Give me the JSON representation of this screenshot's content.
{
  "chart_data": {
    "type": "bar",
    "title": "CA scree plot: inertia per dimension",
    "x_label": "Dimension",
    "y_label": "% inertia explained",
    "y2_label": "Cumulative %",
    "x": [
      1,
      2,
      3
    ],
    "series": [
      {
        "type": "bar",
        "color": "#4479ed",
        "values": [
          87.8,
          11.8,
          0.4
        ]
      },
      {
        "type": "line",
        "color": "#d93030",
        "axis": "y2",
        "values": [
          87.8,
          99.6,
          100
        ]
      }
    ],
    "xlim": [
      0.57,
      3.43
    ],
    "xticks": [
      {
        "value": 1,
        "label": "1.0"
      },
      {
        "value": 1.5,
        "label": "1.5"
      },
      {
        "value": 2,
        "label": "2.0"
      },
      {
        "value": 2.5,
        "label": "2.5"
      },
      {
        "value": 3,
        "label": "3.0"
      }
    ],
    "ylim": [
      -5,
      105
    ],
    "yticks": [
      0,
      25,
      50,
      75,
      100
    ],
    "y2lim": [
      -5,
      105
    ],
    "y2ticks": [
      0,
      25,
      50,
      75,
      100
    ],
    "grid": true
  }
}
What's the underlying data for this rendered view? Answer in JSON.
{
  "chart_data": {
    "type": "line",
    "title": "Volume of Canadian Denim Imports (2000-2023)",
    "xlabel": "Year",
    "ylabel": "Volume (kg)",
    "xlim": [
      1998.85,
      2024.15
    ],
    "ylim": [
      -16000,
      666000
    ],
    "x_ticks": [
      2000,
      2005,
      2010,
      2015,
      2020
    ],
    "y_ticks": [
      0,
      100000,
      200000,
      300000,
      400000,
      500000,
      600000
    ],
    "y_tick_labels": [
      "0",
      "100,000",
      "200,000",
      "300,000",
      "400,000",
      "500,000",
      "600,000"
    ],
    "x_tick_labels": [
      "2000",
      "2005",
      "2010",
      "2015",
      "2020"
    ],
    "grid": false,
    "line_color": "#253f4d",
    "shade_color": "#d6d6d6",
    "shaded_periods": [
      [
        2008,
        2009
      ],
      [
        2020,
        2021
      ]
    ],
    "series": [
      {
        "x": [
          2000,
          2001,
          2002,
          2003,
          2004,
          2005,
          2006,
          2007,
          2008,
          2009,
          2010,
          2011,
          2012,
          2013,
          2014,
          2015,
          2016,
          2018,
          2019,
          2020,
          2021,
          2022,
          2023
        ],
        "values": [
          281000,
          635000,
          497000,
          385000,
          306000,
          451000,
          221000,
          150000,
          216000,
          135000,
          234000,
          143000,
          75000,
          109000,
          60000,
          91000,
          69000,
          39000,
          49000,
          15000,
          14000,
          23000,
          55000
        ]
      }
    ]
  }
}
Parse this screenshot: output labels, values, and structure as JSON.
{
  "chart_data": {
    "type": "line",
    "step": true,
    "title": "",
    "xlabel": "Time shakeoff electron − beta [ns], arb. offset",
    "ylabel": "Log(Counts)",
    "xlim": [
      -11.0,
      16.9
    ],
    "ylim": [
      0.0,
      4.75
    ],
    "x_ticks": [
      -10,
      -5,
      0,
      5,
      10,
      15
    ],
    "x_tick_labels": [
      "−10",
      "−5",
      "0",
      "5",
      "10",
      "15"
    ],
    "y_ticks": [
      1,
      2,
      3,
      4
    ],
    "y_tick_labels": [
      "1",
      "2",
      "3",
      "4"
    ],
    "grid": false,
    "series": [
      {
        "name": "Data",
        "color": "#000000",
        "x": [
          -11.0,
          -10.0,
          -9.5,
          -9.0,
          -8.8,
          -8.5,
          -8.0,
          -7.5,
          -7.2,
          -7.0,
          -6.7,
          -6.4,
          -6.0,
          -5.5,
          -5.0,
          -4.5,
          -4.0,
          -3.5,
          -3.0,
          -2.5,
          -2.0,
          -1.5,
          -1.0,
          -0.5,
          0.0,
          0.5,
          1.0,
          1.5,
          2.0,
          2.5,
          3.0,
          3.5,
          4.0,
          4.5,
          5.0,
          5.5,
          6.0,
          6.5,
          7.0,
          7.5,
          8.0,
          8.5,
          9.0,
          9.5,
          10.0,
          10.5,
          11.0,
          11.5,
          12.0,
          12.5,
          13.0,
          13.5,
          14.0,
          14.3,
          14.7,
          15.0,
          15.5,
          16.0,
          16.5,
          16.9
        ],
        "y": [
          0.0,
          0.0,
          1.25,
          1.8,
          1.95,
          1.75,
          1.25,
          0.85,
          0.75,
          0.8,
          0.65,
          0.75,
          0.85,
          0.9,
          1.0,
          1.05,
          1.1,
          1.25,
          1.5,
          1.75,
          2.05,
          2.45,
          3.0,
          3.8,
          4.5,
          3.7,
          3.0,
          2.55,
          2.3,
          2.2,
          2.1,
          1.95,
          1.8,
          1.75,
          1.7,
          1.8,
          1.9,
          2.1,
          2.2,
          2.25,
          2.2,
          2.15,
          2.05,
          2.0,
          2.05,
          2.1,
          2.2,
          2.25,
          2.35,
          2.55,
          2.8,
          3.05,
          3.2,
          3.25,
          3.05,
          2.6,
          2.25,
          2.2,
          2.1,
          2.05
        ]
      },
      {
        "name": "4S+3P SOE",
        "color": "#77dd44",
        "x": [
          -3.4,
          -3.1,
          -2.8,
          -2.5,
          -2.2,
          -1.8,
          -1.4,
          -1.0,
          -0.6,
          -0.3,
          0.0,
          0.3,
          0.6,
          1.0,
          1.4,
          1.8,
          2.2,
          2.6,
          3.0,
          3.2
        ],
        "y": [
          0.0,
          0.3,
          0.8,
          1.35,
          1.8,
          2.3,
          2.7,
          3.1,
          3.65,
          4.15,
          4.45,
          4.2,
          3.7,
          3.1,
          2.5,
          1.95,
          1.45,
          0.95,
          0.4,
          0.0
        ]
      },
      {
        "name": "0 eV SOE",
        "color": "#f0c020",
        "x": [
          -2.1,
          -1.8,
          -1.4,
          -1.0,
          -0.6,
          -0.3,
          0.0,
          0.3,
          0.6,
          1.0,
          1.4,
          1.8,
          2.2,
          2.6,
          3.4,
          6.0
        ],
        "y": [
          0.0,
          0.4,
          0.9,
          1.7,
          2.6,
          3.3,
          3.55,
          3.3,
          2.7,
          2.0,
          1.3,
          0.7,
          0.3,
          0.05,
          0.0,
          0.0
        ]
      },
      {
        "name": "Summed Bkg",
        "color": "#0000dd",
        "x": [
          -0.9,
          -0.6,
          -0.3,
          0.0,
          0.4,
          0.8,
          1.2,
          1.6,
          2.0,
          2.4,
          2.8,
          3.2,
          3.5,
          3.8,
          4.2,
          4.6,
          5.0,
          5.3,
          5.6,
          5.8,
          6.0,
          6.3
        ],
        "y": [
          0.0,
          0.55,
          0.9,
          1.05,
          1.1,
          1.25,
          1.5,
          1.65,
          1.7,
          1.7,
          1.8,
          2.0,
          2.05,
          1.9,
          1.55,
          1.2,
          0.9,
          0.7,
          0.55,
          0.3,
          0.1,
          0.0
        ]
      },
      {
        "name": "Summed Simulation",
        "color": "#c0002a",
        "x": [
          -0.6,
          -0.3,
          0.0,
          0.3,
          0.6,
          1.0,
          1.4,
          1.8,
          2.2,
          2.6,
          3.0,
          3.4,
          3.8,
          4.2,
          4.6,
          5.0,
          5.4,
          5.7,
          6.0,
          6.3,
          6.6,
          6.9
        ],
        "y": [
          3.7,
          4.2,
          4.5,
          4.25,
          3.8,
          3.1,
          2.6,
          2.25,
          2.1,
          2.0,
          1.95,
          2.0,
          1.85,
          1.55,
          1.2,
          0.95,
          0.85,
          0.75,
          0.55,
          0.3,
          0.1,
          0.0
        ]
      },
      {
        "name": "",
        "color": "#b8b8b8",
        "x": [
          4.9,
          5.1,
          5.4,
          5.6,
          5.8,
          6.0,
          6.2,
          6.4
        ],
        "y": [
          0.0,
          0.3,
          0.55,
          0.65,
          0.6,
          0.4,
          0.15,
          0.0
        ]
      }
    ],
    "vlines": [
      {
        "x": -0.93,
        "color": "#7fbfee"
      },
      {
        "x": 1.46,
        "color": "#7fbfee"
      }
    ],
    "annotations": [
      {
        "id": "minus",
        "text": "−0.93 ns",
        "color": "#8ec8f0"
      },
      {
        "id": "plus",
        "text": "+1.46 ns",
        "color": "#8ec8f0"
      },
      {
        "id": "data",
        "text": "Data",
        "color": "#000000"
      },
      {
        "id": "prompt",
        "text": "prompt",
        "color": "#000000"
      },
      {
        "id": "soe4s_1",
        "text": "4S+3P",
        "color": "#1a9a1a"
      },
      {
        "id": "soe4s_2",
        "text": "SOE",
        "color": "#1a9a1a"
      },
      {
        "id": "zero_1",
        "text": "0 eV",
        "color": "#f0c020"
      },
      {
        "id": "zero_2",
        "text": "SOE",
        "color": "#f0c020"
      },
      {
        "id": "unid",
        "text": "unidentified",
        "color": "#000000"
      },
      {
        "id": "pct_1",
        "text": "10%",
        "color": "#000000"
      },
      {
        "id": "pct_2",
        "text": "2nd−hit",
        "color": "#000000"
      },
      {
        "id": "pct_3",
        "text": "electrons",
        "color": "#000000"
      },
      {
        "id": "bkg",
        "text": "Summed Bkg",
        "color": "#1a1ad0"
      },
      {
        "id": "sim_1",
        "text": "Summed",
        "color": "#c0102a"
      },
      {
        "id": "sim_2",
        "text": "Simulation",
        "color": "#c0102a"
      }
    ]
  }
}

+--

Job:
Filter the entries and copy out every line with the word "JSON".

Expected answer:
Give me the JSON representation of this screenshot's content.
What's the underlying data for this rendered view? Answer in JSON.
Parse this screenshot: output labels, values, and structure as JSON.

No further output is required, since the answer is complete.